# RECORDS FOR THIS TASK
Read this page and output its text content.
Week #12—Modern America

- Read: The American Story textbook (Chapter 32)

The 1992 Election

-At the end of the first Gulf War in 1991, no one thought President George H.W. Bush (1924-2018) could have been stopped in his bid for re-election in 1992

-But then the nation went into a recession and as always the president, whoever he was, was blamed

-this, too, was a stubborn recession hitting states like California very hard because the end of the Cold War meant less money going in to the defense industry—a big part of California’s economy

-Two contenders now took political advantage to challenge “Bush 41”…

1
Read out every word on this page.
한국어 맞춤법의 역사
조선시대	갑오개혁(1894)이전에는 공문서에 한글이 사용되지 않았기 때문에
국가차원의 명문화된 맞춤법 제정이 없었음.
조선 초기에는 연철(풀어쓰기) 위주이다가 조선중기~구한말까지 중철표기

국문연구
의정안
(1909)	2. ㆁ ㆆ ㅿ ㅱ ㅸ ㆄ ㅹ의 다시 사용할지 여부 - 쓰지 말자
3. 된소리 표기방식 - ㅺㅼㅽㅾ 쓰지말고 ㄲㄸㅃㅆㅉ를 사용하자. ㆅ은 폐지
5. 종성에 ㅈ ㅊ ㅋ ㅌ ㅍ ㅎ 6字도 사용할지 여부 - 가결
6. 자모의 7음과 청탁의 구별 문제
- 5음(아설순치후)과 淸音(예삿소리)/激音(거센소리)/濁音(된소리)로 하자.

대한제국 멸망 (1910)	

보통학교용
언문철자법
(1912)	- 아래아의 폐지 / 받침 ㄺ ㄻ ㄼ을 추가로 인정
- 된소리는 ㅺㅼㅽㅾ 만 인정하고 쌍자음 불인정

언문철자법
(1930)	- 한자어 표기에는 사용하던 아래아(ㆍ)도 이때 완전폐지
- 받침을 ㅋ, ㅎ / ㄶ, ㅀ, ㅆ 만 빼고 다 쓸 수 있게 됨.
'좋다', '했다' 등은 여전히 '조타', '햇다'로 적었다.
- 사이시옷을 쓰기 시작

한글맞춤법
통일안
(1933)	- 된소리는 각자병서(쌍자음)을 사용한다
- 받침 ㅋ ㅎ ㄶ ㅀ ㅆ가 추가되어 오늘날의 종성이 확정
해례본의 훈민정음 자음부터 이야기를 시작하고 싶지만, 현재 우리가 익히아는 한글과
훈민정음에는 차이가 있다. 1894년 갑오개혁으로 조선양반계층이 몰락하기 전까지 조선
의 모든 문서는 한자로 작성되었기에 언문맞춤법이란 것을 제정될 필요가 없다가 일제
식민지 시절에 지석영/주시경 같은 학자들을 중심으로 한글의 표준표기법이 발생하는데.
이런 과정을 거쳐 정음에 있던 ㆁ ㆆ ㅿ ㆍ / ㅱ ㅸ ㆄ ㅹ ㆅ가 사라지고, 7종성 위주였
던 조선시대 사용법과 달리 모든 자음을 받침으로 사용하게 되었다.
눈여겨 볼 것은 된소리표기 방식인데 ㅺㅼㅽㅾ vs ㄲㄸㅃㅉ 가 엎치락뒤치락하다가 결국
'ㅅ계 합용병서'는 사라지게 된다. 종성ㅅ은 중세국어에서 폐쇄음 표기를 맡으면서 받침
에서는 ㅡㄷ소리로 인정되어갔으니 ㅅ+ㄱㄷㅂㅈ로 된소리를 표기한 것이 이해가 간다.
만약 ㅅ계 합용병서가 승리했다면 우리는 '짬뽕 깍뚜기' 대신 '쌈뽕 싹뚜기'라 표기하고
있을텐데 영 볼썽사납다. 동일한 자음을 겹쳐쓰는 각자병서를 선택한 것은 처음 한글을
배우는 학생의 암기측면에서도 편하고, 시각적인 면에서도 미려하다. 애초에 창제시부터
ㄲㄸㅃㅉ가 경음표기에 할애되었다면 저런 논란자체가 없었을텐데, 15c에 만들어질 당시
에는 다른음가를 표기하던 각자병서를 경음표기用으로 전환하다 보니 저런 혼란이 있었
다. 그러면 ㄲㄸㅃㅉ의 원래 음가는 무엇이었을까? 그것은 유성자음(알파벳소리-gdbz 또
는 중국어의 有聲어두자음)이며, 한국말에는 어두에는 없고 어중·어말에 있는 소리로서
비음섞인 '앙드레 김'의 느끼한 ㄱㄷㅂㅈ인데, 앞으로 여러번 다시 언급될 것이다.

# OBJECTIVE
Reproduce all of the material above word for word.

# EXERCISE SOLUTION
Read this page and output its text content.
Week #12—Modern America

- Read: The American Story textbook (Chapter 32)

The 1992 Election

-At the end of the first Gulf War in 1991, no one thought President George H.W. Bush (1924-2018) could have been stopped in his bid for re-election in 1992

-But then the nation went into a recession and as always the president, whoever he was, was blamed

-this, too, was a stubborn recession hitting states like California very hard because the end of the Cold War meant less money going in to the defense industry—a big part of California’s economy

-Two contenders now took political advantage to challenge “Bush 41”…

1
Read out every word on this page.
한국어 맞춤법의 역사
조선시대	갑오개혁(1894)이전에는 공문서에 한글이 사용되지 않았기 때문에
국가차원의 명문화된 맞춤법 제정이 없었음.
조선 초기에는 연철(풀어쓰기) 위주이다가 조선중기~구한말까지 중철표기

국문연구
의정안
(1909)	2. ㆁ ㆆ ㅿ ㅱ ㅸ ㆄ ㅹ의 다시 사용할지 여부 - 쓰지 말자
3. 된소리 표기방식 - ㅺㅼㅽㅾ 쓰지말고 ㄲㄸㅃㅆㅉ를 사용하자. ㆅ은 폐지
5. 종성에 ㅈ ㅊ ㅋ ㅌ ㅍ ㅎ 6字도 사용할지 여부 - 가결
6. 자모의 7음과 청탁의 구별 문제
- 5음(아설순치후)과 淸音(예삿소리)/激音(거센소리)/濁音(된소리)로 하자.

대한제국 멸망 (1910)	

보통학교용
언문철자법
(1912)	- 아래아의 폐지 / 받침 ㄺ ㄻ ㄼ을 추가로 인정
- 된소리는 ㅺㅼㅽㅾ 만 인정하고 쌍자음 불인정

언문철자법
(1930)	- 한자어 표기에는 사용하던 아래아(ㆍ)도 이때 완전폐지
- 받침을 ㅋ, ㅎ / ㄶ, ㅀ, ㅆ 만 빼고 다 쓸 수 있게 됨.
'좋다', '했다' 등은 여전히 '조타', '햇다'로 적었다.
- 사이시옷을 쓰기 시작

한글맞춤법
통일안
(1933)	- 된소리는 각자병서(쌍자음)을 사용한다
- 받침 ㅋ ㅎ ㄶ ㅀ ㅆ가 추가되어 오늘날의 종성이 확정
해례본의 훈민정음 자음부터 이야기를 시작하고 싶지만, 현재 우리가 익히아는 한글과
훈민정음에는 차이가 있다. 1894년 갑오개혁으로 조선양반계층이 몰락하기 전까지 조선
의 모든 문서는 한자로 작성되었기에 언문맞춤법이란 것을 제정될 필요가 없다가 일제
식민지 시절에 지석영/주시경 같은 학자들을 중심으로 한글의 표준표기법이 발생하는데.
이런 과정을 거쳐 정음에 있던 ㆁ ㆆ ㅿ ㆍ / ㅱ ㅸ ㆄ ㅹ ㆅ가 사라지고, 7종성 위주였
던 조선시대 사용법과 달리 모든 자음을 받침으로 사용하게 되었다.
눈여겨 볼 것은 된소리표기 방식인데 ㅺㅼㅽㅾ vs ㄲㄸㅃㅉ 가 엎치락뒤치락하다가 결국
'ㅅ계 합용병서'는 사라지게 된다. 종성ㅅ은 중세국어에서 폐쇄음 표기를 맡으면서 받침
에서는 ㅡㄷ소리로 인정되어갔으니 ㅅ+ㄱㄷㅂㅈ로 된소리를 표기한 것이 이해가 간다.
만약 ㅅ계 합용병서가 승리했다면 우리는 '짬뽕 깍뚜기' 대신 '쌈뽕 싹뚜기'라 표기하고
있을텐데 영 볼썽사납다. 동일한 자음을 겹쳐쓰는 각자병서를 선택한 것은 처음 한글을
배우는 학생의 암기측면에서도 편하고, 시각적인 면에서도 미려하다. 애초에 창제시부터
ㄲㄸㅃㅉ가 경음표기에 할애되었다면 저런 논란자체가 없었을텐데, 15c에 만들어질 당시
에는 다른음가를 표기하던 각자병서를 경음표기用으로 전환하다 보니 저런 혼란이 있었
다. 그러면 ㄲㄸㅃㅉ의 원래 음가는 무엇이었을까? 그것은 유성자음(알파벳소리-gdbz 또
는 중국어의 有聲어두자음)이며, 한국말에는 어두에는 없고 어중·어말에 있는 소리로서
비음섞인 '앙드레 김'의 느끼한 ㄱㄷㅂㅈ인데, 앞으로 여러번 다시 언급될 것이다.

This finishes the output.